Data for the task

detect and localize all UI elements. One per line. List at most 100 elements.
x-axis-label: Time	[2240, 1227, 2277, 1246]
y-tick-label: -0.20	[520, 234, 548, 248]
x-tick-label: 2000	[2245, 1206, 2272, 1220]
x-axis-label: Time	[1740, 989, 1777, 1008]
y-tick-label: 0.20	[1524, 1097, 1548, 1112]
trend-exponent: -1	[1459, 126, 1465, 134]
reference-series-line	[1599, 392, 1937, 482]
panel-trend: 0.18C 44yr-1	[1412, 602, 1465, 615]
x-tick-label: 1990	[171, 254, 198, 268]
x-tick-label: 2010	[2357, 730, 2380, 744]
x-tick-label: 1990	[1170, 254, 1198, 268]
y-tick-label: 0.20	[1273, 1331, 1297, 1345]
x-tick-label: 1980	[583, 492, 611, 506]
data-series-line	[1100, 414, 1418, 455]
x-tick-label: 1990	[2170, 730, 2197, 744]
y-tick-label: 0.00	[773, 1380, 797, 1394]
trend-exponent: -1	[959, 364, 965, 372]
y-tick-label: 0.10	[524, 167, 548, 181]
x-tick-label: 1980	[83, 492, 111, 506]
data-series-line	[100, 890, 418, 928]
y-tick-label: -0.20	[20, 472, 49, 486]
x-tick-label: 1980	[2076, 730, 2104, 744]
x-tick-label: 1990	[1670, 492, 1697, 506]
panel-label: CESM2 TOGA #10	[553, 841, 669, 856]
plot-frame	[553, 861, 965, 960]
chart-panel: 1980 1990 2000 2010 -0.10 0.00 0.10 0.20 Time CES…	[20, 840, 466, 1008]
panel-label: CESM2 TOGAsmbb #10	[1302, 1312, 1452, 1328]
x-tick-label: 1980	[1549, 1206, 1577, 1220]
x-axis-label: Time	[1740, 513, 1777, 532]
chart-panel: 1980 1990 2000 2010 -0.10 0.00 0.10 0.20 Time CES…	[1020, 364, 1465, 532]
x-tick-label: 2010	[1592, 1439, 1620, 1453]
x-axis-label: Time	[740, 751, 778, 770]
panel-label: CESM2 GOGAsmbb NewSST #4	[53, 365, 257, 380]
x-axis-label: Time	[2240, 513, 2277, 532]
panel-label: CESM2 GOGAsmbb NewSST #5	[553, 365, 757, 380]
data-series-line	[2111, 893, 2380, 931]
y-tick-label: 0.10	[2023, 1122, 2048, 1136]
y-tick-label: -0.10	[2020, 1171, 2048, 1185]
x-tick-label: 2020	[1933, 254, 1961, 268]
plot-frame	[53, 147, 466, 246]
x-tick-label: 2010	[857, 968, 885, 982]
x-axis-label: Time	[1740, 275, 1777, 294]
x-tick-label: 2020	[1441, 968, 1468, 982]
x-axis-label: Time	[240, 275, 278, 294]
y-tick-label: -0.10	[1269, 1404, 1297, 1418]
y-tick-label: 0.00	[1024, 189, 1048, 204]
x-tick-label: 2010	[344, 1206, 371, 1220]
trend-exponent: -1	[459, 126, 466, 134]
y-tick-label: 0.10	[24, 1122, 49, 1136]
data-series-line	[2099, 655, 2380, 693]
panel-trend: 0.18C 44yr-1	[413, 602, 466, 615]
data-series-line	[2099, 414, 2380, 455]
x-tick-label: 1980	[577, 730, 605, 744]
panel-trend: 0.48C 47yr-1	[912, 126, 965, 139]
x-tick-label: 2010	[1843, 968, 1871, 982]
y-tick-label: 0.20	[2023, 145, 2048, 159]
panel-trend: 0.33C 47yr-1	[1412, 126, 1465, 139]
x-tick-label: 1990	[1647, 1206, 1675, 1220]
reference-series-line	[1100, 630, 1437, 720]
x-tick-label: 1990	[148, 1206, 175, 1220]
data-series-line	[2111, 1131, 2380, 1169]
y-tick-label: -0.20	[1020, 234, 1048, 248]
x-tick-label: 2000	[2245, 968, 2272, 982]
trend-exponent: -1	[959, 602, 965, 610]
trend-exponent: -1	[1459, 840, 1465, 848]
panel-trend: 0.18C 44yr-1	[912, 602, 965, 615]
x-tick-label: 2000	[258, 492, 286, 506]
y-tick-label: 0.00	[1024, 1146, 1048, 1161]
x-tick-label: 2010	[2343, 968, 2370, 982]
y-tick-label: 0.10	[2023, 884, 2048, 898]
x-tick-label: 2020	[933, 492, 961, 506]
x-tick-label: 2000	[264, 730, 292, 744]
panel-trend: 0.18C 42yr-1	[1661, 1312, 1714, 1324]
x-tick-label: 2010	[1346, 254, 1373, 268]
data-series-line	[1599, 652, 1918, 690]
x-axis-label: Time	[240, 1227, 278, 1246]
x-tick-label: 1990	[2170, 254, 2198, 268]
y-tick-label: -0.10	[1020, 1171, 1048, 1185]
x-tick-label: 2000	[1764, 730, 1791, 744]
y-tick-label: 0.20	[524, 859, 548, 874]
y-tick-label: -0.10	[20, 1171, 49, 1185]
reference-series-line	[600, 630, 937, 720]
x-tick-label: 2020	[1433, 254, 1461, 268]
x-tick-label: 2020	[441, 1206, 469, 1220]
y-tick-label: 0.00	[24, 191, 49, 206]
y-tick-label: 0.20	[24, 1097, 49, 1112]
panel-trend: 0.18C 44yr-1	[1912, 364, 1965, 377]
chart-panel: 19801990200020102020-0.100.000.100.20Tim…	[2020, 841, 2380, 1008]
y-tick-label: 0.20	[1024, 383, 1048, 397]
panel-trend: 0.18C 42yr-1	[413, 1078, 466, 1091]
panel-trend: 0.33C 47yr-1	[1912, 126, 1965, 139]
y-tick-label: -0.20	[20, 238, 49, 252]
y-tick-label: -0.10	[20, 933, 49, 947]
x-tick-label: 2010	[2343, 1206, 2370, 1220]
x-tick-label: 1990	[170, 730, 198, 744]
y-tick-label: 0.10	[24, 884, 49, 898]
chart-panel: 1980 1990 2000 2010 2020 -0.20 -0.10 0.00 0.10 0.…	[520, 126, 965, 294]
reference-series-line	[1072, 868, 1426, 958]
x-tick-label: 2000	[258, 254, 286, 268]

Exercise
Retype all of the material above, reproducing each line with no changes.

Result below
detect and localize all UI elements. One per line. List at most 100 elements.
x-axis-label: Time	[2240, 1227, 2277, 1246]
y-tick-label: -0.20	[520, 234, 548, 248]
x-tick-label: 2000	[2245, 1206, 2272, 1220]
x-axis-label: Time	[1740, 989, 1777, 1008]
y-tick-label: 0.20	[1524, 1097, 1548, 1112]
trend-exponent: -1	[1459, 126, 1465, 134]
reference-series-line	[1599, 392, 1937, 482]
panel-trend: 0.18C 44yr-1	[1412, 602, 1465, 615]
x-tick-label: 1990	[171, 254, 198, 268]
x-tick-label: 2010	[2357, 730, 2380, 744]
x-tick-label: 1990	[1170, 254, 1198, 268]
y-tick-label: 0.20	[1273, 1331, 1297, 1345]
x-tick-label: 1980	[583, 492, 611, 506]
data-series-line	[1100, 414, 1418, 455]
x-tick-label: 1990	[2170, 730, 2197, 744]
y-tick-label: 0.00	[773, 1380, 797, 1394]
trend-exponent: -1	[959, 364, 965, 372]
y-tick-label: 0.10	[524, 167, 548, 181]
x-tick-label: 1980	[83, 492, 111, 506]
data-series-line	[100, 890, 418, 928]
y-tick-label: -0.20	[20, 472, 49, 486]
x-tick-label: 1980	[2076, 730, 2104, 744]
x-tick-label: 1990	[1670, 492, 1697, 506]
panel-label: CESM2 TOGA #10	[553, 841, 669, 856]
plot-frame	[553, 861, 965, 960]
chart-panel: 1980 1990 2000 2010 -0.10 0.00 0.10 0.20 Time CES…	[20, 840, 466, 1008]
panel-label: CESM2 TOGAsmbb #10	[1302, 1312, 1452, 1328]
x-tick-label: 1980	[1549, 1206, 1577, 1220]
x-axis-label: Time	[1740, 513, 1777, 532]
chart-panel: 1980 1990 2000 2010 -0.10 0.00 0.10 0.20 Time CES…	[1020, 364, 1465, 532]
x-tick-label: 2010	[1592, 1439, 1620, 1453]
x-axis-label: Time	[740, 751, 778, 770]
panel-label: CESM2 GOGAsmbb NewSST #4	[53, 365, 257, 380]
x-axis-label: Time	[2240, 513, 2277, 532]
panel-label: CESM2 GOGAsmbb NewSST #5	[553, 365, 757, 380]
data-series-line	[2111, 893, 2380, 931]
y-tick-label: 0.10	[2023, 1122, 2048, 1136]
y-tick-label: -0.10	[2020, 1171, 2048, 1185]
x-tick-label: 2020	[1933, 254, 1961, 268]
plot-frame	[53, 147, 466, 246]
x-tick-label: 2010	[857, 968, 885, 982]
x-axis-label: Time	[1740, 275, 1777, 294]
x-tick-label: 2020	[1441, 968, 1468, 982]
x-axis-label: Time	[240, 275, 278, 294]
y-tick-label: -0.10	[1269, 1404, 1297, 1418]
y-tick-label: 0.00	[1024, 189, 1048, 204]
x-tick-label: 2010	[344, 1206, 371, 1220]
trend-exponent: -1	[459, 126, 466, 134]
y-tick-label: 0.10	[24, 1122, 49, 1136]
data-series-line	[2099, 655, 2380, 693]
panel-trend: 0.18C 44yr-1	[413, 602, 466, 615]
data-series-line	[2099, 414, 2380, 455]
x-tick-label: 1980	[577, 730, 605, 744]
panel-trend: 0.48C 47yr-1	[912, 126, 965, 139]
x-tick-label: 2010	[1843, 968, 1871, 982]
y-tick-label: 0.20	[2023, 145, 2048, 159]
panel-trend: 0.33C 47yr-1	[1412, 126, 1465, 139]
x-tick-label: 1990	[1647, 1206, 1675, 1220]
reference-series-line	[1100, 630, 1437, 720]
x-tick-label: 1990	[148, 1206, 175, 1220]
data-series-line	[2111, 1131, 2380, 1169]
y-tick-label: -0.20	[1020, 234, 1048, 248]
x-tick-label: 2000	[2245, 968, 2272, 982]
trend-exponent: -1	[959, 602, 965, 610]
trend-exponent: -1	[1459, 840, 1465, 848]
panel-trend: 0.18C 44yr-1	[912, 602, 965, 615]
x-tick-label: 2000	[258, 492, 286, 506]
y-tick-label: 0.00	[1024, 1146, 1048, 1161]
x-tick-label: 2010	[2343, 968, 2370, 982]
y-tick-label: 0.10	[2023, 884, 2048, 898]
x-tick-label: 2020	[933, 492, 961, 506]
x-tick-label: 2000	[264, 730, 292, 744]
panel-trend: 0.18C 42yr-1	[1661, 1312, 1714, 1324]
x-tick-label: 2010	[1346, 254, 1373, 268]
data-series-line	[1599, 652, 1918, 690]
x-axis-label: Time	[240, 1227, 278, 1246]
x-tick-label: 1990	[2170, 254, 2198, 268]
y-tick-label: -0.10	[1020, 1171, 1048, 1185]
x-tick-label: 2000	[1764, 730, 1791, 744]
y-tick-label: 0.20	[524, 859, 548, 874]
y-tick-label: -0.10	[20, 1171, 49, 1185]
reference-series-line	[600, 630, 937, 720]
x-tick-label: 2020	[1433, 254, 1461, 268]
x-tick-label: 2020	[441, 1206, 469, 1220]
y-tick-label: 0.00	[24, 191, 49, 206]
y-tick-label: 0.20	[24, 1097, 49, 1112]
panel-trend: 0.18C 44yr-1	[1912, 364, 1965, 377]
chart-panel: 19801990200020102020-0.100.000.100.20Tim…	[2020, 841, 2380, 1008]
y-tick-label: 0.20	[1024, 383, 1048, 397]
panel-trend: 0.18C 42yr-1	[413, 1078, 466, 1091]
panel-trend: 0.33C 47yr-1	[1912, 126, 1965, 139]
y-tick-label: -0.20	[20, 238, 49, 252]
y-tick-label: -0.10	[20, 933, 49, 947]
x-tick-label: 2010	[2343, 1206, 2370, 1220]
x-tick-label: 1990	[170, 730, 198, 744]
y-tick-label: 0.10	[24, 884, 49, 898]
chart-panel: 1980 1990 2000 2010 2020 -0.20 -0.10 0.00 0.10 0.…	[520, 126, 965, 294]
reference-series-line	[1072, 868, 1426, 958]
x-tick-label: 2000	[258, 254, 286, 268]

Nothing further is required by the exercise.